== Input

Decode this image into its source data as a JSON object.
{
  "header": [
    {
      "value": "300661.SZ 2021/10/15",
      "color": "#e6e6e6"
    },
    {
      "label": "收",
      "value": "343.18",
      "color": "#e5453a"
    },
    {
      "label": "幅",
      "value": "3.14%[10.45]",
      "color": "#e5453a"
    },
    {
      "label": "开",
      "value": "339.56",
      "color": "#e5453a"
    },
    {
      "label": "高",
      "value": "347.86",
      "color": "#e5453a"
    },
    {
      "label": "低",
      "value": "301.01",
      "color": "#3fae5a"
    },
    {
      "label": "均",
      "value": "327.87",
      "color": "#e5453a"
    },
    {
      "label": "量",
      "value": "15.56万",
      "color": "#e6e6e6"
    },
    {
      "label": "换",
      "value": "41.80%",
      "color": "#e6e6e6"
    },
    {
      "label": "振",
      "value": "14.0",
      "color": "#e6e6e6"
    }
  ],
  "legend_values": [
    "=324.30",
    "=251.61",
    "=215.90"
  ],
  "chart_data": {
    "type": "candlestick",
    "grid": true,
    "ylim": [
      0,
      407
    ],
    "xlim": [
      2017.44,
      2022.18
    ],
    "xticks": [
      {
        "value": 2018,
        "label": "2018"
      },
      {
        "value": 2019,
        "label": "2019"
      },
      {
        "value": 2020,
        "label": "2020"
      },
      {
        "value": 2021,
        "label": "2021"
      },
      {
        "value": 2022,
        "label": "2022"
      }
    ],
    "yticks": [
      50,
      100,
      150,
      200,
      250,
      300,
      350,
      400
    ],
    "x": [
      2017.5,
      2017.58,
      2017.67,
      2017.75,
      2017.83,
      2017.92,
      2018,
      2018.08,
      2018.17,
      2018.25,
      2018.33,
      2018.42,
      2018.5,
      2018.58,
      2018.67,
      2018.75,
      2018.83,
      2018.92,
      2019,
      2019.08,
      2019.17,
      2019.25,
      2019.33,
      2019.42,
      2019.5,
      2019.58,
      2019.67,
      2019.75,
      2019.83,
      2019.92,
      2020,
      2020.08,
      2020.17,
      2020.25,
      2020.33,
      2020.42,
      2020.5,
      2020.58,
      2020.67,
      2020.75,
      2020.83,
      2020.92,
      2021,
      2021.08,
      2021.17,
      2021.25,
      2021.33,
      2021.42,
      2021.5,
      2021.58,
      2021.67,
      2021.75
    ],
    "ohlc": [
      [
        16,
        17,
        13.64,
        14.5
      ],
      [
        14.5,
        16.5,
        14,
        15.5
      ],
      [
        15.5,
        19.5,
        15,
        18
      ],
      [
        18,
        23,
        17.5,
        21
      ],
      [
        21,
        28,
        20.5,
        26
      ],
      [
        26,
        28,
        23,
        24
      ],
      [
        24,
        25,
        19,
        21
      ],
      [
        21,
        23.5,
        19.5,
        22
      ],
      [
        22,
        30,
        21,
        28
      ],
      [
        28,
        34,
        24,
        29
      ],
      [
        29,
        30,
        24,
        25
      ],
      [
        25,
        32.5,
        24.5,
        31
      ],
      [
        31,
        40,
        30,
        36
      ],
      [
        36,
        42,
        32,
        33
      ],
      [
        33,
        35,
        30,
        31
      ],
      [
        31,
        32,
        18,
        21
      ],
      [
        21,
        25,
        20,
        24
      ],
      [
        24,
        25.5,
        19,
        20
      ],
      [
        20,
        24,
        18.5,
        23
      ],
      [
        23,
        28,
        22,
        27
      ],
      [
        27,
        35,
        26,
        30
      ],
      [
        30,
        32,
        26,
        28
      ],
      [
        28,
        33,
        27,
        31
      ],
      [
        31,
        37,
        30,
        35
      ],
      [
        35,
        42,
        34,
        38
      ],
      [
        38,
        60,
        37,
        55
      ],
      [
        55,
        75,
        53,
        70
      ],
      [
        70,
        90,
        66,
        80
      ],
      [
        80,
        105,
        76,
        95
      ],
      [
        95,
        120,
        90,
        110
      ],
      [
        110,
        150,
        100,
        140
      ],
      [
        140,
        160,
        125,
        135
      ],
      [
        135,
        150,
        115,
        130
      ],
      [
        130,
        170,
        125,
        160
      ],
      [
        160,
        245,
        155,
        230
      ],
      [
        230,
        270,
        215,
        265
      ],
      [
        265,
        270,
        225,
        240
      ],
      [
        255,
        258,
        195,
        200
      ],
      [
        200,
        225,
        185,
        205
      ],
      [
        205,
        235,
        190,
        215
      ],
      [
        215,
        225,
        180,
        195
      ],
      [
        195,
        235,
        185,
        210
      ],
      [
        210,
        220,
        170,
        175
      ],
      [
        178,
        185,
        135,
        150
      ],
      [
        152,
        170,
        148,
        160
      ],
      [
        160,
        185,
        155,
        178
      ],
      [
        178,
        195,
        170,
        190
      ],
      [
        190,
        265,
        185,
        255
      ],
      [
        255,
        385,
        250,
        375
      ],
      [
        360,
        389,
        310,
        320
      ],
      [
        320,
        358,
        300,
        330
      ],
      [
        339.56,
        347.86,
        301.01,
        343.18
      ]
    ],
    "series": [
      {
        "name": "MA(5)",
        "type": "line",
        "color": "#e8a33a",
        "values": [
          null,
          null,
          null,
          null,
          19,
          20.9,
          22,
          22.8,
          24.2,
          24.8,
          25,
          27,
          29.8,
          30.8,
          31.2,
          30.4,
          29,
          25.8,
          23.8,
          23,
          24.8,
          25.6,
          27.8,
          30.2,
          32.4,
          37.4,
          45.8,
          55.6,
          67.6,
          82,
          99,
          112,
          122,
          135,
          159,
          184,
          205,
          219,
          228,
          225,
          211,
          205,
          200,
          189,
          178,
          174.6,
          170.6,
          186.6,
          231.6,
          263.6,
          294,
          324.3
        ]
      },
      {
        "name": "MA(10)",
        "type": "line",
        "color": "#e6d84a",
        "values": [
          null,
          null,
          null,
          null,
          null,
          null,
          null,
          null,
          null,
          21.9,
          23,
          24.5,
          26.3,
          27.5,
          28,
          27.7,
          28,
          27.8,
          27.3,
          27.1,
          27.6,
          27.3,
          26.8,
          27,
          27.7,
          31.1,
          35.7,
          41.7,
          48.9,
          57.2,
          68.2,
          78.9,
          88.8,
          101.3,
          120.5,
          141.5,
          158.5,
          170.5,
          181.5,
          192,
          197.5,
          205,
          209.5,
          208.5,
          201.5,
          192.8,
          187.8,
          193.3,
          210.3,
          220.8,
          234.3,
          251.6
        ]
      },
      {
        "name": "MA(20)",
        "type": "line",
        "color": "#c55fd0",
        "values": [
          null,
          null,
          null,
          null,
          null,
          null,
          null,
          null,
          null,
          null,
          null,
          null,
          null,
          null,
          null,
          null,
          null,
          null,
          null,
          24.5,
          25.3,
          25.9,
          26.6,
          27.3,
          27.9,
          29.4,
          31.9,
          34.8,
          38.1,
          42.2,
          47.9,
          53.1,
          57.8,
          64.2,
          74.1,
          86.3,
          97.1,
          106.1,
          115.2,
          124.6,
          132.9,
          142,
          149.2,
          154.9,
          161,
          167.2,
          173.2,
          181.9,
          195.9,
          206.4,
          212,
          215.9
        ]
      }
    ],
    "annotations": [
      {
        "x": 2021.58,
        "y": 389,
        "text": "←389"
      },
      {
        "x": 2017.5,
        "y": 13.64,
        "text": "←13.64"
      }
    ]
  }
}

====

## [Stated task]
Exactly reproduce every line of the data above.

## [Solution]
Decode this image into its source data as a JSON object.
{
  "header": [
    {
      "value": "300661.SZ 2021/10/15",
      "color": "#e6e6e6"
    },
    {
      "label": "收",
      "value": "343.18",
      "color": "#e5453a"
    },
    {
      "label": "幅",
      "value": "3.14%[10.45]",
      "color": "#e5453a"
    },
    {
      "label": "开",
      "value": "339.56",
      "color": "#e5453a"
    },
    {
      "label": "高",
      "value": "347.86",
      "color": "#e5453a"
    },
    {
      "label": "低",
      "value": "301.01",
      "color": "#3fae5a"
    },
    {
      "label": "均",
      "value": "327.87",
      "color": "#e5453a"
    },
    {
      "label": "量",
      "value": "15.56万",
      "color": "#e6e6e6"
    },
    {
      "label": "换",
      "value": "41.80%",
      "color": "#e6e6e6"
    },
    {
      "label": "振",
      "value": "14.0",
      "color": "#e6e6e6"
    }
  ],
  "legend_values": [
    "=324.30",
    "=251.61",
    "=215.90"
  ],
  "chart_data": {
    "type": "candlestick",
    "grid": true,
    "ylim": [
      0,
      407
    ],
    "xlim": [
      2017.44,
      2022.18
    ],
    "xticks": [
      {
        "value": 2018,
        "label": "2018"
      },
      {
        "value": 2019,
        "label": "2019"
      },
      {
        "value": 2020,
        "label": "2020"
      },
      {
        "value": 2021,
        "label": "2021"
      },
      {
        "value": 2022,
        "label": "2022"
      }
    ],
    "yticks": [
      50,
      100,
      150,
      200,
      250,
      300,
      350,
      400
    ],
    "x": [
      2017.5,
      2017.58,
      2017.67,
      2017.75,
      2017.83,
      2017.92,
      2018,
      2018.08,
      2018.17,
      2018.25,
      2018.33,
      2018.42,
      2018.5,
      2018.58,
      2018.67,
      2018.75,
      2018.83,
      2018.92,
      2019,
      2019.08,
      2019.17,
      2019.25,
      2019.33,
      2019.42,
      2019.5,
      2019.58,
      2019.67,
      2019.75,
      2019.83,
      2019.92,
      2020,
      2020.08,
      2020.17,
      2020.25,
      2020.33,
      2020.42,
      2020.5,
      2020.58,
      2020.67,
      2020.75,
      2020.83,
      2020.92,
      2021,
      2021.08,
      2021.17,
      2021.25,
      2021.33,
      2021.42,
      2021.5,
      2021.58,
      2021.67,
      2021.75
    ],
    "ohlc": [
      [
        16,
        17,
        13.64,
        14.5
      ],
      [
        14.5,
        16.5,
        14,
        15.5
      ],
      [
        15.5,
        19.5,
        15,
        18
      ],
      [
        18,
        23,
        17.5,
        21
      ],
      [
        21,
        28,
        20.5,
        26
      ],
      [
        26,
        28,
        23,
        24
      ],
      [
        24,
        25,
        19,
        21
      ],
      [
        21,
        23.5,
        19.5,
        22
      ],
      [
        22,
        30,
        21,
        28
      ],
      [
        28,
        34,
        24,
        29
      ],
      [
        29,
        30,
        24,
        25
      ],
      [
        25,
        32.5,
        24.5,
        31
      ],
      [
        31,
        40,
        30,
        36
      ],
      [
        36,
        42,
        32,
        33
      ],
      [
        33,
        35,
        30,
        31
      ],
      [
        31,
        32,
        18,
        21
      ],
      [
        21,
        25,
        20,
        24
      ],
      [
        24,
        25.5,
        19,
        20
      ],
      [
        20,
        24,
        18.5,
        23
      ],
      [
        23,
        28,
        22,
        27
      ],
      [
        27,
        35,
        26,
        30
      ],
      [
        30,
        32,
        26,
        28
      ],
      [
        28,
        33,
        27,
        31
      ],
      [
        31,
        37,
        30,
        35
      ],
      [
        35,
        42,
        34,
        38
      ],
      [
        38,
        60,
        37,
        55
      ],
      [
        55,
        75,
        53,
        70
      ],
      [
        70,
        90,
        66,
        80
      ],
      [
        80,
        105,
        76,
        95
      ],
      [
        95,
        120,
        90,
        110
      ],
      [
        110,
        150,
        100,
        140
      ],
      [
        140,
        160,
        125,
        135
      ],
      [
        135,
        150,
        115,
        130
      ],
      [
        130,
        170,
        125,
        160
      ],
      [
        160,
        245,
        155,
        230
      ],
      [
        230,
        270,
        215,
        265
      ],
      [
        265,
        270,
        225,
        240
      ],
      [
        255,
        258,
        195,
        200
      ],
      [
        200,
        225,
        185,
        205
      ],
      [
        205,
        235,
        190,
        215
      ],
      [
        215,
        225,
        180,
        195
      ],
      [
        195,
        235,
        185,
        210
      ],
      [
        210,
        220,
        170,
        175
      ],
      [
        178,
        185,
        135,
        150
      ],
      [
        152,
        170,
        148,
        160
      ],
      [
        160,
        185,
        155,
        178
      ],
      [
        178,
        195,
        170,
        190
      ],
      [
        190,
        265,
        185,
        255
      ],
      [
        255,
        385,
        250,
        375
      ],
      [
        360,
        389,
        310,
        320
      ],
      [
        320,
        358,
        300,
        330
      ],
      [
        339.56,
        347.86,
        301.01,
        343.18
      ]
    ],
    "series": [
      {
        "name": "MA(5)",
        "type": "line",
        "color": "#e8a33a",
        "values": [
          null,
          null,
          null,
          null,
          19,
          20.9,
          22,
          22.8,
          24.2,
          24.8,
          25,
          27,
          29.8,
          30.8,
          31.2,
          30.4,
          29,
          25.8,
          23.8,
          23,
          24.8,
          25.6,
          27.8,
          30.2,
          32.4,
          37.4,
          45.8,
          55.6,
          67.6,
          82,
          99,
          112,
          122,
          135,
          159,
          184,
          205,
          219,
          228,
          225,
          211,
          205,
          200,
          189,
          178,
          174.6,
          170.6,
          186.6,
          231.6,
          263.6,
          294,
          324.3
        ]
      },
      {
        "name": "MA(10)",
        "type": "line",
        "color": "#e6d84a",
        "values": [
          null,
          null,
          null,
          null,
          null,
          null,
          null,
          null,
          null,
          21.9,
          23,
          24.5,
          26.3,
          27.5,
          28,
          27.7,
          28,
          27.8,
          27.3,
          27.1,
          27.6,
          27.3,
          26.8,
          27,
          27.7,
          31.1,
          35.7,
          41.7,
          48.9,
          57.2,
          68.2,
          78.9,
          88.8,
          101.3,
          120.5,
          141.5,
          158.5,
          170.5,
          181.5,
          192,
          197.5,
          205,
          209.5,
          208.5,
          201.5,
          192.8,
          187.8,
          193.3,
          210.3,
          220.8,
          234.3,
          251.6
        ]
      },
      {
        "name": "MA(20)",
        "type": "line",
        "color": "#c55fd0",
        "values": [
          null,
          null,
          null,
          null,
          null,
          null,
          null,
          null,
          null,
          null,
          null,
          null,
          null,
          null,
          null,
          null,
          null,
          null,
          null,
          24.5,
          25.3,
          25.9,
          26.6,
          27.3,
          27.9,
          29.4,
          31.9,
          34.8,
          38.1,
          42.2,
          47.9,
          53.1,
          57.8,
          64.2,
          74.1,
          86.3,
          97.1,
          106.1,
          115.2,
          124.6,
          132.9,
          142,
          149.2,
          154.9,
          161,
          167.2,
          173.2,
          181.9,
          195.9,
          206.4,
          212,
          215.9
        ]
      }
    ],
    "annotations": [
      {
        "x": 2021.58,
        "y": 389,
        "text": "←389"
      },
      {
        "x": 2017.5,
        "y": 13.64,
        "text": "←13.64"
      }
    ]
  }
}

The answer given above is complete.